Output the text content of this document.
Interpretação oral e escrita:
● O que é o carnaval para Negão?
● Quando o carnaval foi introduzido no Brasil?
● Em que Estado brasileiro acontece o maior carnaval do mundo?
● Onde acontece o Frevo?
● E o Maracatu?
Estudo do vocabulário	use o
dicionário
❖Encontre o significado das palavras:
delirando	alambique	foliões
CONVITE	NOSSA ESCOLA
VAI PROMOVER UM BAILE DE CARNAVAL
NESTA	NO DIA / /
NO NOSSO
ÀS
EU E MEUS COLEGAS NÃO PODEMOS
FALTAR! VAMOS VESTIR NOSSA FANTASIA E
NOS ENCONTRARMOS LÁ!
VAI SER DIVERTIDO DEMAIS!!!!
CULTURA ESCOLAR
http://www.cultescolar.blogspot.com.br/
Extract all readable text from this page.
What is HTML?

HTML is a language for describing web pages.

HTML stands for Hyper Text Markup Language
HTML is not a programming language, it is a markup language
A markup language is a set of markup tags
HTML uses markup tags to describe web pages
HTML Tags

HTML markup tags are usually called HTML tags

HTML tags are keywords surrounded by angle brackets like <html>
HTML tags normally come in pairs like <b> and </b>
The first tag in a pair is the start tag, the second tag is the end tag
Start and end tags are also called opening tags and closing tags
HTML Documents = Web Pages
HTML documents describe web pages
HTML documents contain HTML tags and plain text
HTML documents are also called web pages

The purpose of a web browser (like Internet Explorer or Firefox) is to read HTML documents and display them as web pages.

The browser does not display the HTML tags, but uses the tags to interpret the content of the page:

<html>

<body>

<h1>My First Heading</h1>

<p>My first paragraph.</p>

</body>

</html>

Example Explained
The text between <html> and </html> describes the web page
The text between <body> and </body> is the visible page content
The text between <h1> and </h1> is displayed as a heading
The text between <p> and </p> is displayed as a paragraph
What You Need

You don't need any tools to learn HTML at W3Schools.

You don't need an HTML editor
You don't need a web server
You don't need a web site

══════════════════════════════

Objective: Select every line of the records holding the string "between".

Exercise solution:
The text between <html> and </html> describes the web page
The text between <body> and </body> is the visible page content
The text between <h1> and </h1> is displayed as a heading
The text between <p> and </p> is displayed as a paragraph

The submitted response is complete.